Repeat the records exactly. Every line must match.

Stored items:
^^^^

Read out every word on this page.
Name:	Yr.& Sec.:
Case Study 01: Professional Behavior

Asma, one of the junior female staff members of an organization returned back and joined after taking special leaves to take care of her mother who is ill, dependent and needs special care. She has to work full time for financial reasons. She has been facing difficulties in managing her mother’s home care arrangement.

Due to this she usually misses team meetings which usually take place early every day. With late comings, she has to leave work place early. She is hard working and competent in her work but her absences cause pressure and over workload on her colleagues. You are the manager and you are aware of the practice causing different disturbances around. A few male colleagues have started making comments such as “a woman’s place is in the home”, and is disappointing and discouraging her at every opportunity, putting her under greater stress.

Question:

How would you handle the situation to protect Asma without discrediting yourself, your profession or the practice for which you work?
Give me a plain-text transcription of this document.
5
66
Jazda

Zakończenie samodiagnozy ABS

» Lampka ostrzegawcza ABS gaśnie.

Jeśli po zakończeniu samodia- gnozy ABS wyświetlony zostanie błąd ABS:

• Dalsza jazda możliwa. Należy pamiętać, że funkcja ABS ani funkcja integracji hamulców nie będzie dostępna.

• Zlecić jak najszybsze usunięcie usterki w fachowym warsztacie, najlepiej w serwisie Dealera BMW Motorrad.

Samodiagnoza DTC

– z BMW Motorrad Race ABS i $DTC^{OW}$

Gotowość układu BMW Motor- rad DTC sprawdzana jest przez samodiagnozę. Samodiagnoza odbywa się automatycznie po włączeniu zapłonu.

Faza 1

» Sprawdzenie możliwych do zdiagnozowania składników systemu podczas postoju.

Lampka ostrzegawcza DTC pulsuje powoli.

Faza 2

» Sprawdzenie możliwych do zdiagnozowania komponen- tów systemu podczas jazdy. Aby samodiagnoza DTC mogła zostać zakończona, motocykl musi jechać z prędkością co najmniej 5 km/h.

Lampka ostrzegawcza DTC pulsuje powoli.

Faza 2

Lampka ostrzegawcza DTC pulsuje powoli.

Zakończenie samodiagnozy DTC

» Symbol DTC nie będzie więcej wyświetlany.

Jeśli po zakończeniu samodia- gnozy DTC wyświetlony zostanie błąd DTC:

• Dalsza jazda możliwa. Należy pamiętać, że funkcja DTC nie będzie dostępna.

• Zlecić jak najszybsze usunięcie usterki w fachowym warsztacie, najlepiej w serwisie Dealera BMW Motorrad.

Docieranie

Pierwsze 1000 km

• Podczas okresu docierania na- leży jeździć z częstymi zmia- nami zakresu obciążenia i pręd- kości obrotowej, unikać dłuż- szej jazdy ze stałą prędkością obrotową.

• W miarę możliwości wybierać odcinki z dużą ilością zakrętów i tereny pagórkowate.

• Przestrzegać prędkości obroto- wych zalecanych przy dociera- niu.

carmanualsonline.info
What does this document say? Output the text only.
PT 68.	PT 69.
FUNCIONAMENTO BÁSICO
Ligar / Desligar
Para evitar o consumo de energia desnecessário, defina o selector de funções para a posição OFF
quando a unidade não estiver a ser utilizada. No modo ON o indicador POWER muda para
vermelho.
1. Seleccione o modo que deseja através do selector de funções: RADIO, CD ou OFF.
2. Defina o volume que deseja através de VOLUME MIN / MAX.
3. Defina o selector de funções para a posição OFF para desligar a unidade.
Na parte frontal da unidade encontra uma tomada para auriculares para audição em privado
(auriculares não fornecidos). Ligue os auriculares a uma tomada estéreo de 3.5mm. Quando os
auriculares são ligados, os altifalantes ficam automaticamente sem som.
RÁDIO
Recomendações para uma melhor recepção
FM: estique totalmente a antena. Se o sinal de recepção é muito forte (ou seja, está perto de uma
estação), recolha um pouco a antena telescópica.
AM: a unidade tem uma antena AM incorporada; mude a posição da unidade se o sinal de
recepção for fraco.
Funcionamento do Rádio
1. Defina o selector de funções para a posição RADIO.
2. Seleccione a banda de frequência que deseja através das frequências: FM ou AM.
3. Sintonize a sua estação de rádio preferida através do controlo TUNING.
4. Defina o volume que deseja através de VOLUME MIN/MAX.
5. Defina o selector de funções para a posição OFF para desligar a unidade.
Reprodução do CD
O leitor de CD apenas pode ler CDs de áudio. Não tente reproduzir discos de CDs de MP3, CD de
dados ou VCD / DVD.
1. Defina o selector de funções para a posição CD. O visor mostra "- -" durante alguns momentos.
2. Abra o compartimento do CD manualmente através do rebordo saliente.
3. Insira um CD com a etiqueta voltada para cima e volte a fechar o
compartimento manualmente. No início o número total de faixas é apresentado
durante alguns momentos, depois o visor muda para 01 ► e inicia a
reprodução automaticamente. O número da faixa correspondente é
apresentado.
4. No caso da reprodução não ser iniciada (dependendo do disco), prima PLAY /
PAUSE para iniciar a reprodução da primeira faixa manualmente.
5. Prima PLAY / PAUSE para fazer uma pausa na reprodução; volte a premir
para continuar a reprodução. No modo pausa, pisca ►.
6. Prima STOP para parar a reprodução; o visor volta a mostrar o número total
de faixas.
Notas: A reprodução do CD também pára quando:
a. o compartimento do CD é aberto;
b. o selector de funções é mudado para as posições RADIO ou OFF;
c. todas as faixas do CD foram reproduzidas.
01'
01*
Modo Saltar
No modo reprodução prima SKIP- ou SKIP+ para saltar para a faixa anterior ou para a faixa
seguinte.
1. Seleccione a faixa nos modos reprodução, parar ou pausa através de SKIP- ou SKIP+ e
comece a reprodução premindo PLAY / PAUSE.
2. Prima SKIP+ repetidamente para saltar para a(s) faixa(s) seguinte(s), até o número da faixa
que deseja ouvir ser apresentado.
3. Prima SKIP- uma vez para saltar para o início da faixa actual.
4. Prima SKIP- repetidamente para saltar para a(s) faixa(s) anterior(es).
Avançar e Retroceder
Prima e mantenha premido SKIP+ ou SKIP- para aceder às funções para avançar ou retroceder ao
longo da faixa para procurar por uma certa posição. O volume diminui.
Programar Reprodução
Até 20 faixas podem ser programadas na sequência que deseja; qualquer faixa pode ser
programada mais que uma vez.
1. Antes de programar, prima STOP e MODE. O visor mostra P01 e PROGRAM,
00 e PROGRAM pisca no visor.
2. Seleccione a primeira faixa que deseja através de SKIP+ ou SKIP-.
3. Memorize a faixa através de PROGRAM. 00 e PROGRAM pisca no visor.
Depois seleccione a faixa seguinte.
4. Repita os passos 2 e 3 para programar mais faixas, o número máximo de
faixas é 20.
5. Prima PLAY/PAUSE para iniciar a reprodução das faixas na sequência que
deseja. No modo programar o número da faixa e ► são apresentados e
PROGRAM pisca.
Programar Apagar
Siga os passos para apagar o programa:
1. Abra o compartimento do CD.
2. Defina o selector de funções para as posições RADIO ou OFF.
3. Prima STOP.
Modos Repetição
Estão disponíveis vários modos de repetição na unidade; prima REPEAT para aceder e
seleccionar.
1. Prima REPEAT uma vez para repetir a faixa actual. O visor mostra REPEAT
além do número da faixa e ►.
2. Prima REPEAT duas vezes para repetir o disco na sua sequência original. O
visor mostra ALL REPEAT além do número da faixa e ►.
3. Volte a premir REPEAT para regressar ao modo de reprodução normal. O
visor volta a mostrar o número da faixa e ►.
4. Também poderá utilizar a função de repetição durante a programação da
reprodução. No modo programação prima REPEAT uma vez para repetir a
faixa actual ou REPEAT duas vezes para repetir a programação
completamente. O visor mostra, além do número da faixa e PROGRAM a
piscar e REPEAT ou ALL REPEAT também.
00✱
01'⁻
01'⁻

^^^^

» Answer to this task:
Read out every word on this page.
Name:	Yr.& Sec.:
Case Study 01: Professional Behavior

Asma, one of the junior female staff members of an organization returned back and joined after taking special leaves to take care of her mother who is ill, dependent and needs special care. She has to work full time for financial reasons. She has been facing difficulties in managing her mother’s home care arrangement.

Due to this she usually misses team meetings which usually take place early every day. With late comings, she has to leave work place early. She is hard working and competent in her work but her absences cause pressure and over workload on her colleagues. You are the manager and you are aware of the practice causing different disturbances around. A few male colleagues have started making comments such as “a woman’s place is in the home”, and is disappointing and discouraging her at every opportunity, putting her under greater stress.

Question:

How would you handle the situation to protect Asma without discrediting yourself, your profession or the practice for which you work?
Give me a plain-text transcription of this document.
5
66
Jazda

Zakończenie samodiagnozy ABS

» Lampka ostrzegawcza ABS gaśnie.

Jeśli po zakończeniu samodia- gnozy ABS wyświetlony zostanie błąd ABS:

• Dalsza jazda możliwa. Należy pamiętać, że funkcja ABS ani funkcja integracji hamulców nie będzie dostępna.

• Zlecić jak najszybsze usunięcie usterki w fachowym warsztacie, najlepiej w serwisie Dealera BMW Motorrad.

Samodiagnoza DTC

– z BMW Motorrad Race ABS i $DTC^{OW}$

Gotowość układu BMW Motor- rad DTC sprawdzana jest przez samodiagnozę. Samodiagnoza odbywa się automatycznie po włączeniu zapłonu.

Faza 1

» Sprawdzenie możliwych do zdiagnozowania składników systemu podczas postoju.

Lampka ostrzegawcza DTC pulsuje powoli.

Faza 2

» Sprawdzenie możliwych do zdiagnozowania komponen- tów systemu podczas jazdy. Aby samodiagnoza DTC mogła zostać zakończona, motocykl musi jechać z prędkością co najmniej 5 km/h.

Lampka ostrzegawcza DTC pulsuje powoli.

Faza 2

Lampka ostrzegawcza DTC pulsuje powoli.

Zakończenie samodiagnozy DTC

» Symbol DTC nie będzie więcej wyświetlany.

Jeśli po zakończeniu samodia- gnozy DTC wyświetlony zostanie błąd DTC:

• Dalsza jazda możliwa. Należy pamiętać, że funkcja DTC nie będzie dostępna.

• Zlecić jak najszybsze usunięcie usterki w fachowym warsztacie, najlepiej w serwisie Dealera BMW Motorrad.

Docieranie

Pierwsze 1000 km

• Podczas okresu docierania na- leży jeździć z częstymi zmia- nami zakresu obciążenia i pręd- kości obrotowej, unikać dłuż- szej jazdy ze stałą prędkością obrotową.

• W miarę możliwości wybierać odcinki z dużą ilością zakrętów i tereny pagórkowate.

• Przestrzegać prędkości obroto- wych zalecanych przy dociera- niu.

carmanualsonline.info
What does this document say? Output the text only.
PT 68.	PT 69.
FUNCIONAMENTO BÁSICO
Ligar / Desligar
Para evitar o consumo de energia desnecessário, defina o selector de funções para a posição OFF
quando a unidade não estiver a ser utilizada. No modo ON o indicador POWER muda para
vermelho.
1. Seleccione o modo que deseja através do selector de funções: RADIO, CD ou OFF.
2. Defina o volume que deseja através de VOLUME MIN / MAX.
3. Defina o selector de funções para a posição OFF para desligar a unidade.
Na parte frontal da unidade encontra uma tomada para auriculares para audição em privado
(auriculares não fornecidos). Ligue os auriculares a uma tomada estéreo de 3.5mm. Quando os
auriculares são ligados, os altifalantes ficam automaticamente sem som.
RÁDIO
Recomendações para uma melhor recepção
FM: estique totalmente a antena. Se o sinal de recepção é muito forte (ou seja, está perto de uma
estação), recolha um pouco a antena telescópica.
AM: a unidade tem uma antena AM incorporada; mude a posição da unidade se o sinal de
recepção for fraco.
Funcionamento do Rádio
1. Defina o selector de funções para a posição RADIO.
2. Seleccione a banda de frequência que deseja através das frequências: FM ou AM.
3. Sintonize a sua estação de rádio preferida através do controlo TUNING.
4. Defina o volume que deseja através de VOLUME MIN/MAX.
5. Defina o selector de funções para a posição OFF para desligar a unidade.
Reprodução do CD
O leitor de CD apenas pode ler CDs de áudio. Não tente reproduzir discos de CDs de MP3, CD de
dados ou VCD / DVD.
1. Defina o selector de funções para a posição CD. O visor mostra "- -" durante alguns momentos.
2. Abra o compartimento do CD manualmente através do rebordo saliente.
3. Insira um CD com a etiqueta voltada para cima e volte a fechar o
compartimento manualmente. No início o número total de faixas é apresentado
durante alguns momentos, depois o visor muda para 01 ► e inicia a
reprodução automaticamente. O número da faixa correspondente é
apresentado.
4. No caso da reprodução não ser iniciada (dependendo do disco), prima PLAY /
PAUSE para iniciar a reprodução da primeira faixa manualmente.
5. Prima PLAY / PAUSE para fazer uma pausa na reprodução; volte a premir
para continuar a reprodução. No modo pausa, pisca ►.
6. Prima STOP para parar a reprodução; o visor volta a mostrar o número total
de faixas.
Notas: A reprodução do CD também pára quando:
a. o compartimento do CD é aberto;
b. o selector de funções é mudado para as posições RADIO ou OFF;
c. todas as faixas do CD foram reproduzidas.
01'
01*
Modo Saltar
No modo reprodução prima SKIP- ou SKIP+ para saltar para a faixa anterior ou para a faixa
seguinte.
1. Seleccione a faixa nos modos reprodução, parar ou pausa através de SKIP- ou SKIP+ e
comece a reprodução premindo PLAY / PAUSE.
2. Prima SKIP+ repetidamente para saltar para a(s) faixa(s) seguinte(s), até o número da faixa
que deseja ouvir ser apresentado.
3. Prima SKIP- uma vez para saltar para o início da faixa actual.
4. Prima SKIP- repetidamente para saltar para a(s) faixa(s) anterior(es).
Avançar e Retroceder
Prima e mantenha premido SKIP+ ou SKIP- para aceder às funções para avançar ou retroceder ao
longo da faixa para procurar por uma certa posição. O volume diminui.
Programar Reprodução
Até 20 faixas podem ser programadas na sequência que deseja; qualquer faixa pode ser
programada mais que uma vez.
1. Antes de programar, prima STOP e MODE. O visor mostra P01 e PROGRAM,
00 e PROGRAM pisca no visor.
2. Seleccione a primeira faixa que deseja através de SKIP+ ou SKIP-.
3. Memorize a faixa através de PROGRAM. 00 e PROGRAM pisca no visor.
Depois seleccione a faixa seguinte.
4. Repita os passos 2 e 3 para programar mais faixas, o número máximo de
faixas é 20.
5. Prima PLAY/PAUSE para iniciar a reprodução das faixas na sequência que
deseja. No modo programar o número da faixa e ► são apresentados e
PROGRAM pisca.
Programar Apagar
Siga os passos para apagar o programa:
1. Abra o compartimento do CD.
2. Defina o selector de funções para as posições RADIO ou OFF.
3. Prima STOP.
Modos Repetição
Estão disponíveis vários modos de repetição na unidade; prima REPEAT para aceder e
seleccionar.
1. Prima REPEAT uma vez para repetir a faixa actual. O visor mostra REPEAT
além do número da faixa e ►.
2. Prima REPEAT duas vezes para repetir o disco na sua sequência original. O
visor mostra ALL REPEAT além do número da faixa e ►.
3. Volte a premir REPEAT para regressar ao modo de reprodução normal. O
visor volta a mostrar o número da faixa e ►.
4. Também poderá utilizar a função de repetição durante a programação da
reprodução. No modo programação prima REPEAT uma vez para repetir a
faixa actual ou REPEAT duas vezes para repetir a programação
completamente. O visor mostra, além do número da faixa e PROGRAM a
piscar e REPEAT ou ALL REPEAT também.
00✱
01'⁻
01'⁻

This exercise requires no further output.